▼

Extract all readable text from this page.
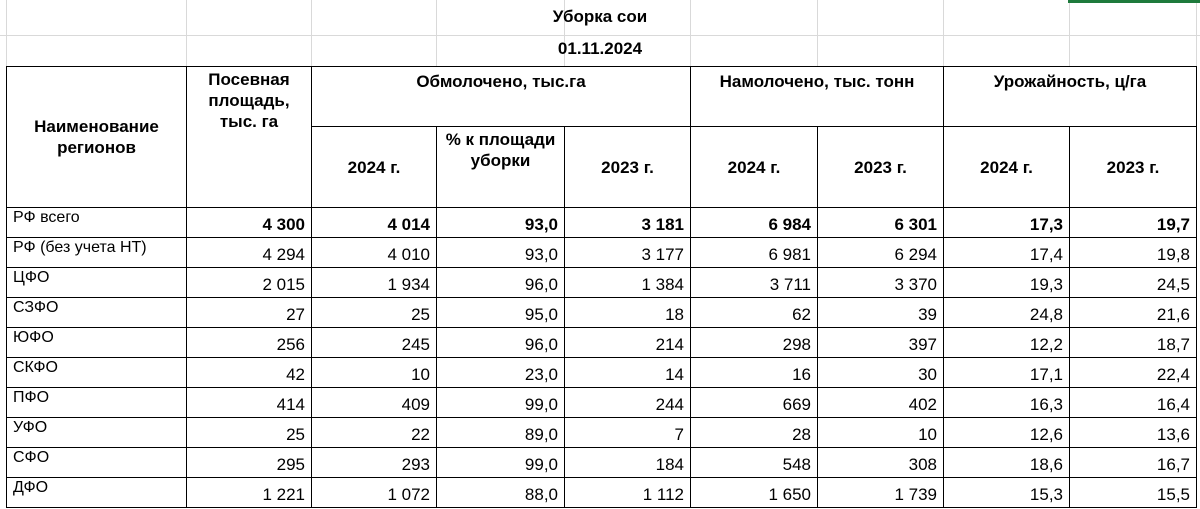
Уборка сои
01.11.2024
Наименование регионов	Посевная площадь, тыс. га	Обмолочено, тыс.га			Намолочено, тыс. тонн		Урожайность, ц/га	
		2024 г.	% к площади уборки	2023 г.	2024 г.	2023 г.	2024 г.	2023 г.
РФ всего	4 300	4 014	93,0	3 181	6 984	6 301	17,3	19,7
РФ (без учета НТ)	4 294	4 010	93,0	3 177	6 981	6 294	17,4	19,8
ЦФО	2 015	1 934	96,0	1 384	3 711	3 370	19,3	24,5
СЗФО	27	25	95,0	18	62	39	24,8	21,6
ЮФО	256	245	96,0	214	298	397	12,2	18,7
СКФО	42	10	23,0	14	16	30	17,1	22,4
ПФО	414	409	99,0	244	669	402	16,3	16,4
УФО	25	22	89,0	7	28	10	12,6	13,6
СФО	295	293	99,0	184	548	308	18,6	16,7
ДФО	1 221	1 072	88,0	1 112	1 650	1 739	15,3	15,5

▲

● TASK INSTRUCTIONS
Reproduce every line exactly and omit all pictures.

● EXERCISE ANSWER
Extract all readable text from this page.
Уборка сои
01.11.2024
Наименование регионов	Посевная площадь, тыс. га	Обмолочено, тыс.га			Намолочено, тыс. тонн		Урожайность, ц/га	
		2024 г.	% к площади уборки	2023 г.	2024 г.	2023 г.	2024 г.	2023 г.
РФ всего	4 300	4 014	93,0	3 181	6 984	6 301	17,3	19,7
РФ (без учета НТ)	4 294	4 010	93,0	3 177	6 981	6 294	17,4	19,8
ЦФО	2 015	1 934	96,0	1 384	3 711	3 370	19,3	24,5
СЗФО	27	25	95,0	18	62	39	24,8	21,6
ЮФО	256	245	96,0	214	298	397	12,2	18,7
СКФО	42	10	23,0	14	16	30	17,1	22,4
ПФО	414	409	99,0	244	669	402	16,3	16,4
УФО	25	22	89,0	7	28	10	12,6	13,6
СФО	295	293	99,0	184	548	308	18,6	16,7
ДФО	1 221	1 072	88,0	1 112	1 650	1 739	15,3	15,5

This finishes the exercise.